--- Start Material for this exercise ---

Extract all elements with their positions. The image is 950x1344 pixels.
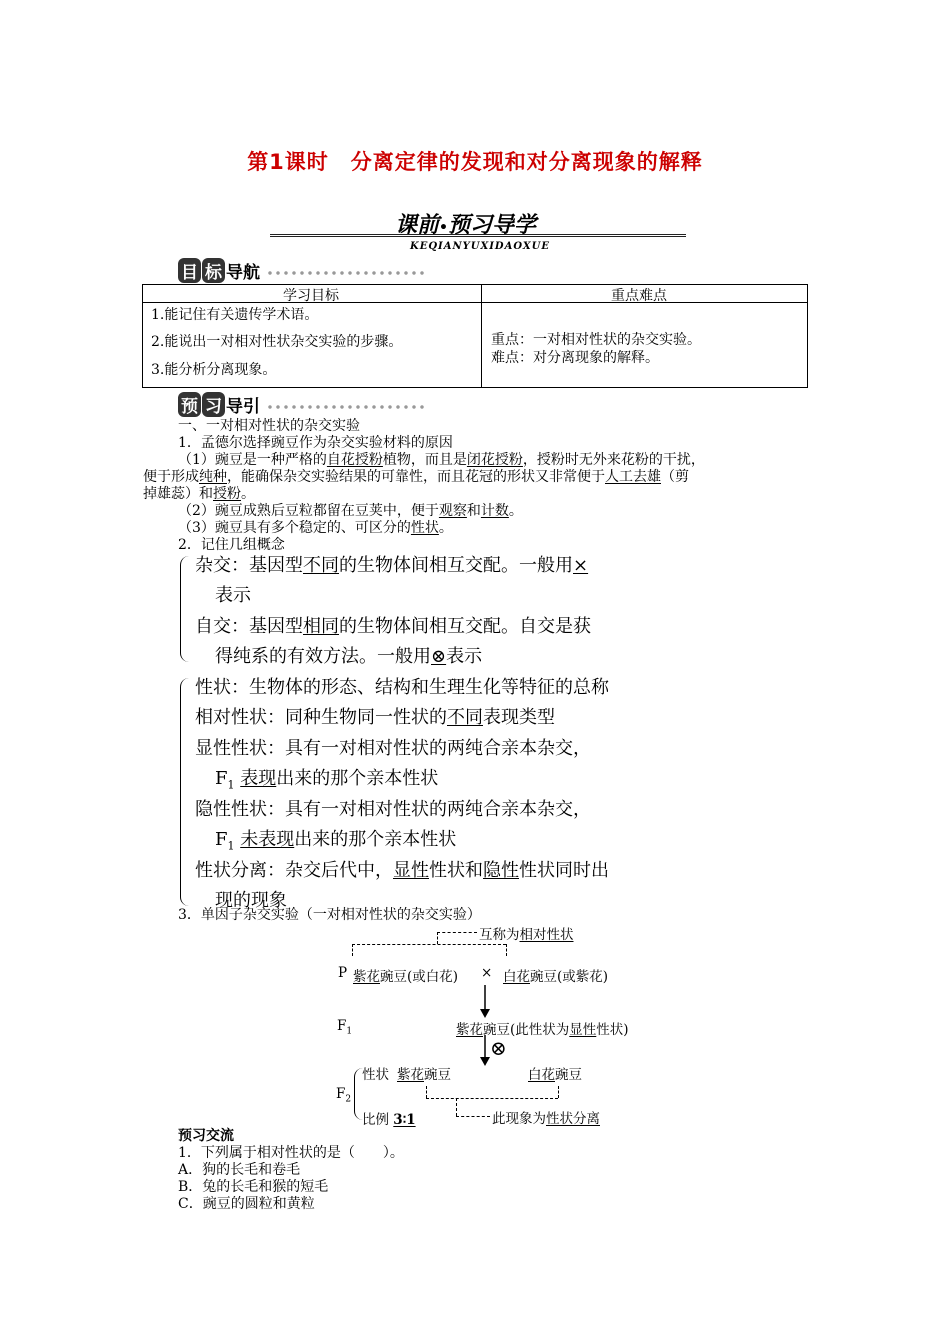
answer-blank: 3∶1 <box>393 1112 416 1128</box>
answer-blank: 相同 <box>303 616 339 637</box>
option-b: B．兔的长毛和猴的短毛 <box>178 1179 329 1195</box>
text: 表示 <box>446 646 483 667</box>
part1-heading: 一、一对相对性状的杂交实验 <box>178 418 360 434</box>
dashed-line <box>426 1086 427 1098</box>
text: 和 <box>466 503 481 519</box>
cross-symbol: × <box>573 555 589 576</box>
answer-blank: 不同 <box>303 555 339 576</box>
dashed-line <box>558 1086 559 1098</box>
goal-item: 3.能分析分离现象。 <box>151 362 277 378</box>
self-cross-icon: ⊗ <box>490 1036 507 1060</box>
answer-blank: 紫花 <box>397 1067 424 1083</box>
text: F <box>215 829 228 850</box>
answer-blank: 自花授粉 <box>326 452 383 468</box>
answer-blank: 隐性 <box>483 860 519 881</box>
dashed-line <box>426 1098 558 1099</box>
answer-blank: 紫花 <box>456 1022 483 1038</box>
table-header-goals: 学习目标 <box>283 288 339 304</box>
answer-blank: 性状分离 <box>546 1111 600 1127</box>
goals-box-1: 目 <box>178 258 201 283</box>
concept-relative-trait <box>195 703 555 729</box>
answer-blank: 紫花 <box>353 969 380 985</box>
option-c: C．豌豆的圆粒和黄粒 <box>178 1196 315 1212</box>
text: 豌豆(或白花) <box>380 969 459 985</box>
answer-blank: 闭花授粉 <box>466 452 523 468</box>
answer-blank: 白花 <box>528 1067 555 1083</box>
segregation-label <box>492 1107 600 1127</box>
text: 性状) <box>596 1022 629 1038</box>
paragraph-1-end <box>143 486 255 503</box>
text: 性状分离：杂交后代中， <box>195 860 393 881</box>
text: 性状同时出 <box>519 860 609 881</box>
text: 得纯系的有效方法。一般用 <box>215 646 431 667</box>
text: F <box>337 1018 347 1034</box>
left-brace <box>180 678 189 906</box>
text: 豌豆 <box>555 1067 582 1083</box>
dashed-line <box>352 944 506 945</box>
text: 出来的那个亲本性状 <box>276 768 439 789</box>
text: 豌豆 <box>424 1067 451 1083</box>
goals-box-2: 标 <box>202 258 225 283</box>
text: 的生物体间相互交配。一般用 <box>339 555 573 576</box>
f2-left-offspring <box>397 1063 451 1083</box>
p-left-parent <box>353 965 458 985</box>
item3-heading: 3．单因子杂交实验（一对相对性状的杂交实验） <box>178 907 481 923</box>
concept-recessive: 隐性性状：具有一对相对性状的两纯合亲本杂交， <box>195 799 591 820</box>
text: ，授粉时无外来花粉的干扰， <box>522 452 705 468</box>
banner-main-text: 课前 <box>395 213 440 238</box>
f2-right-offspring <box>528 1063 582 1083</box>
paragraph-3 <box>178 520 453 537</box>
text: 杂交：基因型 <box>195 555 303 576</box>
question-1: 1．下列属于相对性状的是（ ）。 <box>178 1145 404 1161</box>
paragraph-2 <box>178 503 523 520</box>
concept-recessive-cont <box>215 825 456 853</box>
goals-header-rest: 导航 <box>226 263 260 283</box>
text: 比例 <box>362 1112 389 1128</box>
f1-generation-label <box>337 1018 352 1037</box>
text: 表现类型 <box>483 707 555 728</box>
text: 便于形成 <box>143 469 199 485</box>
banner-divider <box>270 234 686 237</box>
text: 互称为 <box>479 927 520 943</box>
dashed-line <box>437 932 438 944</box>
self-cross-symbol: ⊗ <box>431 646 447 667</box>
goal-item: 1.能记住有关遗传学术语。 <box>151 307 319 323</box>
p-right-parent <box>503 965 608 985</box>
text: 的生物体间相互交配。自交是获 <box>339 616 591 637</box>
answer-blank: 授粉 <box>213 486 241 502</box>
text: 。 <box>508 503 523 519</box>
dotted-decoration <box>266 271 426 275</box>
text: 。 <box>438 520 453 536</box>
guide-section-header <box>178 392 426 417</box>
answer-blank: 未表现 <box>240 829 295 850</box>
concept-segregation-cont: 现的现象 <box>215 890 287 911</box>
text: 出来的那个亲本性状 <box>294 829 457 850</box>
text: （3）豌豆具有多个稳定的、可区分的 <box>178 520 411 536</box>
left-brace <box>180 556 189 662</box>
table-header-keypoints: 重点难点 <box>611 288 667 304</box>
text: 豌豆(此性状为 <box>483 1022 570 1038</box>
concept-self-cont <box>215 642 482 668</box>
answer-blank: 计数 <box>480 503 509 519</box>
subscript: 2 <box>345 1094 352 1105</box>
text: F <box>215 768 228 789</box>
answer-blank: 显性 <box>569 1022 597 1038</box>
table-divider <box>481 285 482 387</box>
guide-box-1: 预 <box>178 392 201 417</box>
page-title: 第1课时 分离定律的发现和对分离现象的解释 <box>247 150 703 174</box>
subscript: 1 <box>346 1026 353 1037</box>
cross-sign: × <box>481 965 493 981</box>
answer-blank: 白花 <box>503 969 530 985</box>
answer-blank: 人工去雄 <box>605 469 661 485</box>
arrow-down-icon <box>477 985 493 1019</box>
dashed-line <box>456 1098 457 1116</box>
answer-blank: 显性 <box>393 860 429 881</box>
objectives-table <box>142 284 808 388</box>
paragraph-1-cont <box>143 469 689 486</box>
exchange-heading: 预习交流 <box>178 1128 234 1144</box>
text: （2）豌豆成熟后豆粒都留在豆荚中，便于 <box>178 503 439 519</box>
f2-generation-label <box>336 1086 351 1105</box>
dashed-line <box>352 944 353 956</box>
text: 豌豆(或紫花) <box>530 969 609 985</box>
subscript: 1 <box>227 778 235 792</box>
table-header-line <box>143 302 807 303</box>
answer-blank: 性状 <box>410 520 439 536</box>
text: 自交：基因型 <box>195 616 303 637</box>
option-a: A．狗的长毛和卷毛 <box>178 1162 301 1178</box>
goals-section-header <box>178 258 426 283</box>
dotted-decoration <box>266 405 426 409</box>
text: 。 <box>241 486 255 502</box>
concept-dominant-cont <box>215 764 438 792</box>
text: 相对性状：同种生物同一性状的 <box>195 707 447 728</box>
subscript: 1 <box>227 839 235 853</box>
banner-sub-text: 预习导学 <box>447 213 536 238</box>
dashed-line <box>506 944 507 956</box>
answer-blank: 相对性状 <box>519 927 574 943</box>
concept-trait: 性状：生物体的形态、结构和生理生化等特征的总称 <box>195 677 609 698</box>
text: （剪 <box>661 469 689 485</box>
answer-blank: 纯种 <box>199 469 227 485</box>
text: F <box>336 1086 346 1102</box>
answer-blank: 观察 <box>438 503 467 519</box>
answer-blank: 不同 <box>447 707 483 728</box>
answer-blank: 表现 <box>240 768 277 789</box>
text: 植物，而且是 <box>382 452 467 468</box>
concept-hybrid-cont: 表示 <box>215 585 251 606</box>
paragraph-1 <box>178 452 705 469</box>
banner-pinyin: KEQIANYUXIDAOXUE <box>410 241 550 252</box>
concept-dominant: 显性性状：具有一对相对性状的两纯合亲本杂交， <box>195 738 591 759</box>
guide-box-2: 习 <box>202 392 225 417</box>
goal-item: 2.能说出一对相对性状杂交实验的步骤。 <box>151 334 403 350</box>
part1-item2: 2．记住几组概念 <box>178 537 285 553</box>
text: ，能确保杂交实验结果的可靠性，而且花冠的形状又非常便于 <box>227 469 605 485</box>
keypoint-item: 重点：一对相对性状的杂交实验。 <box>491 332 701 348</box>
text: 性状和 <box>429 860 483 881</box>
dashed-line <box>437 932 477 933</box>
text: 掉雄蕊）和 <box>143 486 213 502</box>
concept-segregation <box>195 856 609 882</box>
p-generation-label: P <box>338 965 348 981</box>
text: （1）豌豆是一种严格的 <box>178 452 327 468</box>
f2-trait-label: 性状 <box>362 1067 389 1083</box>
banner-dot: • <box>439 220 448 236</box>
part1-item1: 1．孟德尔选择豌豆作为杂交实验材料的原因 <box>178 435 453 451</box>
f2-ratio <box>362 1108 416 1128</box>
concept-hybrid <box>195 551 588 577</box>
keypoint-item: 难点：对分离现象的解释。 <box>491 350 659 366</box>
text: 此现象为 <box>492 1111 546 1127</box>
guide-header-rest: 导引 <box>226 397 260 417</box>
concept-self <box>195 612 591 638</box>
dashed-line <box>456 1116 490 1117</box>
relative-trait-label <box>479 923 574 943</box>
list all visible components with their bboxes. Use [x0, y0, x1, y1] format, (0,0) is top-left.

--- End Material for this exercise ---
--- Start Material for this exercise ---

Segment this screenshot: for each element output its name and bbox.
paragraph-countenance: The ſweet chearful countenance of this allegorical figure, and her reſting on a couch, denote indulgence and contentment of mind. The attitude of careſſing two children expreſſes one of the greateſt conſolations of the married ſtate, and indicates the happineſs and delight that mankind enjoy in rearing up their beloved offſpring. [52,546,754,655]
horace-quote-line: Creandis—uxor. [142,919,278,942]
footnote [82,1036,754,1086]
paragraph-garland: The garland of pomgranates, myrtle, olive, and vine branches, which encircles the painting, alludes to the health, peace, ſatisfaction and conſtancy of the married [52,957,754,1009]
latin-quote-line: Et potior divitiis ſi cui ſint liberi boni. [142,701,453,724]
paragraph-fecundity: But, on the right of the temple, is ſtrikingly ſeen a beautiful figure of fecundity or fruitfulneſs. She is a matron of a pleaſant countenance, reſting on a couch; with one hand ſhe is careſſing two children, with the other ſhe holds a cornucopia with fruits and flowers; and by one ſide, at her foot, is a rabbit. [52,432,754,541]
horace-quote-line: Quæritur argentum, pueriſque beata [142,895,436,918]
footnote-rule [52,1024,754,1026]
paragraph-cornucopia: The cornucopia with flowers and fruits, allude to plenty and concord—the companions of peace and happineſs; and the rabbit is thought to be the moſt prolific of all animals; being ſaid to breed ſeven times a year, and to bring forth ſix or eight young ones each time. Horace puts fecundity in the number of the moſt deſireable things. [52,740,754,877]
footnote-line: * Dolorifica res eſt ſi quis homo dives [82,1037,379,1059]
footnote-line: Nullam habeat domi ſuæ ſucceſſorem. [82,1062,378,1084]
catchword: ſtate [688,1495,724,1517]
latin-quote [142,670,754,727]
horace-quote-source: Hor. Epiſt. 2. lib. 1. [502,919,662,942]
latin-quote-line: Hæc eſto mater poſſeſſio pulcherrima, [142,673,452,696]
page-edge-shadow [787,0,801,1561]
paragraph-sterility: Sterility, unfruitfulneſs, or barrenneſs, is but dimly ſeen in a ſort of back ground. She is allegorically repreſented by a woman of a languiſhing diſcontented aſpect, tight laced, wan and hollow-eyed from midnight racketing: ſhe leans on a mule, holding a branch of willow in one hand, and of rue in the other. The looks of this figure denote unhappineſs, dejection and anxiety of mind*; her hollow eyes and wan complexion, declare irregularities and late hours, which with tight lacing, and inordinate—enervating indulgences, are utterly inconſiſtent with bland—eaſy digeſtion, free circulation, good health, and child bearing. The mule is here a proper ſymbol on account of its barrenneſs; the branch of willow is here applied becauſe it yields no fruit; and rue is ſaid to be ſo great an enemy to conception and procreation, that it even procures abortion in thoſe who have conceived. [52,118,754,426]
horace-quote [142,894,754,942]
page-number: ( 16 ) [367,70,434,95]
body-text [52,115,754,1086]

--- End Material for this exercise ---
--- Start Material for this exercise ---

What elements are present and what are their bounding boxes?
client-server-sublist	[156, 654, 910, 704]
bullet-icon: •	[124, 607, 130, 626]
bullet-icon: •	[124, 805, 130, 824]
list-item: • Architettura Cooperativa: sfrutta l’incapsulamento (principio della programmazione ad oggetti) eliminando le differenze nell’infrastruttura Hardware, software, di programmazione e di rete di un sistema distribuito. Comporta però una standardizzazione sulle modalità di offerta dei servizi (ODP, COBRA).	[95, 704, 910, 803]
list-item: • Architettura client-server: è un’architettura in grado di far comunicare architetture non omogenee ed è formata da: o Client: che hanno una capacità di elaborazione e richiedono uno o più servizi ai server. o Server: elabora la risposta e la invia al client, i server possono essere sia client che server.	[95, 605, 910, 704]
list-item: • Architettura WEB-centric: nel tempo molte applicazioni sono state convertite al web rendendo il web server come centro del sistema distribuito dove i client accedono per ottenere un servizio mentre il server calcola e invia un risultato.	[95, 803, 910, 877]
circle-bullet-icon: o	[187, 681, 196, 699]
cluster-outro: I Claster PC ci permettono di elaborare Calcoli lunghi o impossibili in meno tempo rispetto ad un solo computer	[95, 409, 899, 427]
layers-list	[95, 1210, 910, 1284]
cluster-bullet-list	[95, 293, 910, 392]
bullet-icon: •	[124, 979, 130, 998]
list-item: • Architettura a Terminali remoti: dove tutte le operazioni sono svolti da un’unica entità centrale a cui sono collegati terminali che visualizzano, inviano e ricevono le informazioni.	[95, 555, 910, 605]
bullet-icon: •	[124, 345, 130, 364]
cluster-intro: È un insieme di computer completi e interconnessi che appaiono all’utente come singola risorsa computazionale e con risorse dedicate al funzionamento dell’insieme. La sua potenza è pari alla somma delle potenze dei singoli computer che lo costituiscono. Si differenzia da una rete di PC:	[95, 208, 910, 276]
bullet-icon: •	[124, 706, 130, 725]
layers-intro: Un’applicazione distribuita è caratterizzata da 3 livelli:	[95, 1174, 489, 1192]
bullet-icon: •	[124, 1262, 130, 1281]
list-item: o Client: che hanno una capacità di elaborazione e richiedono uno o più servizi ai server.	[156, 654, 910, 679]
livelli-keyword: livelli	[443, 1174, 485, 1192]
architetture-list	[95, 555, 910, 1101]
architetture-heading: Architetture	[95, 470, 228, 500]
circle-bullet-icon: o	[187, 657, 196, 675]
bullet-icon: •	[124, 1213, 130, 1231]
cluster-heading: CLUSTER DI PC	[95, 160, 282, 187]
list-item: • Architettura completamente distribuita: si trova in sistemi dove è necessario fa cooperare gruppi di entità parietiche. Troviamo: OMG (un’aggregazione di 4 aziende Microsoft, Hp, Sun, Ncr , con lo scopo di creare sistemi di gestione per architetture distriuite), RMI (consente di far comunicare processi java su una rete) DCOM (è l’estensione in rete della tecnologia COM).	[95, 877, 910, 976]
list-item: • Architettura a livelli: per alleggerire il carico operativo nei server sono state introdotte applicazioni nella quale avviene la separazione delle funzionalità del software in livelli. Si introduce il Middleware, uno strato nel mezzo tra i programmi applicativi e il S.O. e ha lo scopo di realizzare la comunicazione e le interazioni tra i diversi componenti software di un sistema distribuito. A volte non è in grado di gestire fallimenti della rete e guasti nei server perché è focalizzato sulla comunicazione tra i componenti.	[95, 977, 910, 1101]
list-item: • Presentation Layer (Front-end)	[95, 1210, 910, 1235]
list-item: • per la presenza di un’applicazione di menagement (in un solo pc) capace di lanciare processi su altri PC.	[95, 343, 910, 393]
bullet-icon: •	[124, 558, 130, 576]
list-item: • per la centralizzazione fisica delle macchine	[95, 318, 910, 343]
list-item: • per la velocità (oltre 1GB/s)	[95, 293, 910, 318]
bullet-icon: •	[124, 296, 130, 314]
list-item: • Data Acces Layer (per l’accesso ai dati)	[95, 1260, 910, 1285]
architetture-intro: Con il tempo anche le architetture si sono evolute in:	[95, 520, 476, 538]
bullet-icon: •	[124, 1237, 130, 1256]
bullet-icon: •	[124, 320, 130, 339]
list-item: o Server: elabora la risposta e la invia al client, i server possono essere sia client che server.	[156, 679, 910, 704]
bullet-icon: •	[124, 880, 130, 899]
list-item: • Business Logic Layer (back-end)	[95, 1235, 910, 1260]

--- End Material for this exercise ---

**Request**
Reproduce verbatim the lines running from the line that contains "answer-blank: 3∶1 <box>393" through the line that contains "goals-box-1: 目 <box>178 258 201 283</box>", with both of those lines included.

**Response below**
answer-blank: 3∶1 <box>393 1112 416 1128</box>
answer-blank: 相同 <box>303 616 339 637</box>
option-b: B．兔的长毛和猴的短毛 <box>178 1179 329 1195</box>
text: 表示 <box>446 646 483 667</box>
part1-heading: 一、一对相对性状的杂交实验 <box>178 418 360 434</box>
dashed-line <box>426 1086 427 1098</box>
text: 和 <box>466 503 481 519</box>
cross-symbol: × <box>573 555 589 576</box>
answer-blank: 不同 <box>303 555 339 576</box>
dashed-line <box>558 1086 559 1098</box>
goal-item: 3.能分析分离现象。 <box>151 362 277 378</box>
self-cross-icon: ⊗ <box>490 1036 507 1060</box>
answer-blank: 紫花 <box>397 1067 424 1083</box>
text: F <box>215 829 228 850</box>
answer-blank: 自花授粉 <box>326 452 383 468</box>
answer-blank: 隐性 <box>483 860 519 881</box>
dashed-line <box>426 1098 558 1099</box>
answer-blank: 紫花 <box>456 1022 483 1038</box>
table-header-goals: 学习目标 <box>283 288 339 304</box>
answer-blank: 性状分离 <box>546 1111 600 1127</box>
goals-box-1: 目 <box>178 258 201 283</box>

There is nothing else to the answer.